Item position entries:
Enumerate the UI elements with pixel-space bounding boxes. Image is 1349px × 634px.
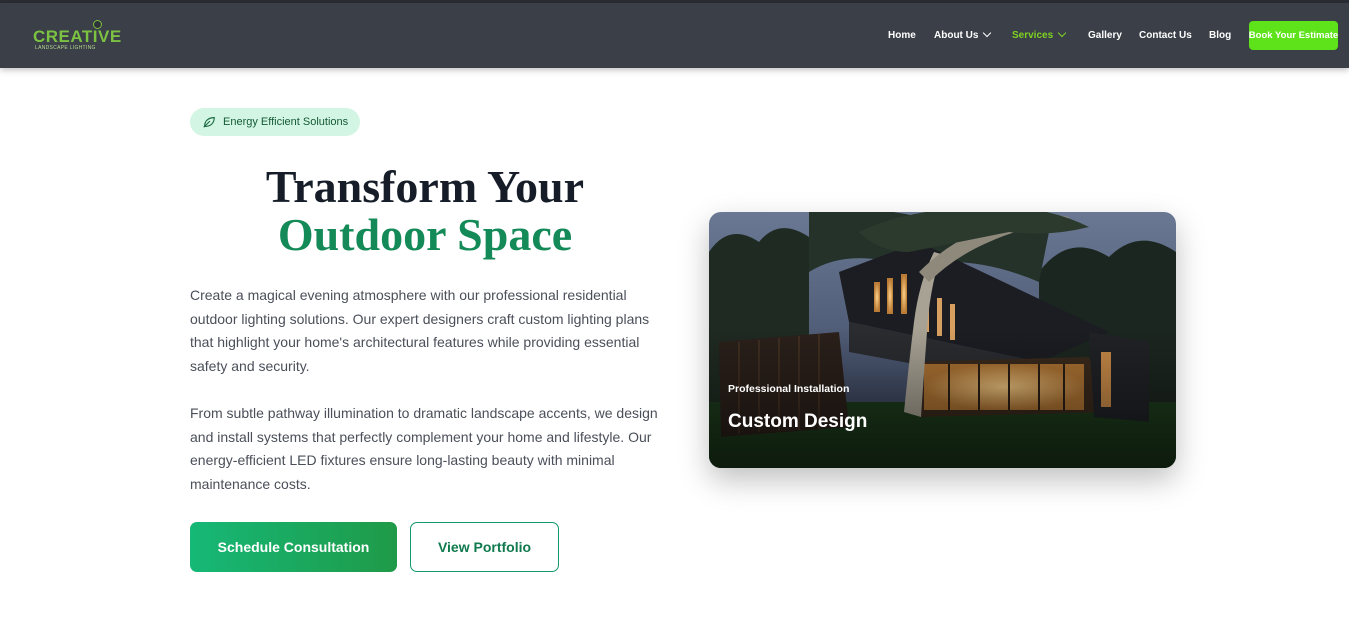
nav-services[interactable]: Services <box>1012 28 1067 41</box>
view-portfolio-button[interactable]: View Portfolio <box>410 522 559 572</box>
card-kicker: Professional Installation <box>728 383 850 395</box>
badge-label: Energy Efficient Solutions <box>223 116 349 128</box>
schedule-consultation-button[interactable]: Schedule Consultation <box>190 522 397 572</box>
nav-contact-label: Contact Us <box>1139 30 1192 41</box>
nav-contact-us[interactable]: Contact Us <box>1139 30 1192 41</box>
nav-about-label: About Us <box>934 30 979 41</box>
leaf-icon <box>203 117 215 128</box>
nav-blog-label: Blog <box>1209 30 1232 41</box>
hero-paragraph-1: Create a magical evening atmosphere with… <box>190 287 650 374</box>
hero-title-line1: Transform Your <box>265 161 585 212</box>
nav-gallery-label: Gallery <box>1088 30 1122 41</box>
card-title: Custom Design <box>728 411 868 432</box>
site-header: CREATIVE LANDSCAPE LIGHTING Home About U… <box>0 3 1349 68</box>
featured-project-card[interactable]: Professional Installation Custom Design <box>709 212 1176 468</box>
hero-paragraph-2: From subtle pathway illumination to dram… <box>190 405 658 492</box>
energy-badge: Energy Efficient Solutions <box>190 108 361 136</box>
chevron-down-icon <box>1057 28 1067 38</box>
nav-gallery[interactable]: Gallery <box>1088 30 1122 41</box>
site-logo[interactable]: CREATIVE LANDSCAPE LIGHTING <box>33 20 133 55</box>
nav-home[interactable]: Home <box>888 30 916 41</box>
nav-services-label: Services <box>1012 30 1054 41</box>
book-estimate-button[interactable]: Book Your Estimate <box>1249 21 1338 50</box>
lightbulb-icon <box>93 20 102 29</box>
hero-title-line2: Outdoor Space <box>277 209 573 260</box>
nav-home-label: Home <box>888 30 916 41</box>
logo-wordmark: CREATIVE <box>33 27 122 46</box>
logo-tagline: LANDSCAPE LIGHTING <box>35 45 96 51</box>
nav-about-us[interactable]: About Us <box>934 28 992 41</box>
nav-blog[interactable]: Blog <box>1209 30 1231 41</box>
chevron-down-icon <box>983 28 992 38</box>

# Work required
Copy word for word the lines from the one containing "nav-services[interactable]: Services <box>1012" through the one containing "hero-title-line1: Transform Your", both included.

# Response for this exercise
nav-services[interactable]: Services <box>1012 28 1067 41</box>
view-portfolio-button[interactable]: View Portfolio <box>410 522 559 572</box>
card-kicker: Professional Installation <box>728 383 850 395</box>
badge-label: Energy Efficient Solutions <box>223 116 349 128</box>
schedule-consultation-button[interactable]: Schedule Consultation <box>190 522 397 572</box>
nav-contact-label: Contact Us <box>1139 30 1192 41</box>
nav-contact-us[interactable]: Contact Us <box>1139 30 1192 41</box>
nav-about-label: About Us <box>934 30 979 41</box>
leaf-icon <box>203 117 215 128</box>
nav-blog-label: Blog <box>1209 30 1232 41</box>
hero-paragraph-1: Create a magical evening atmosphere with… <box>190 287 650 374</box>
hero-title-line1: Transform Your <box>265 161 585 212</box>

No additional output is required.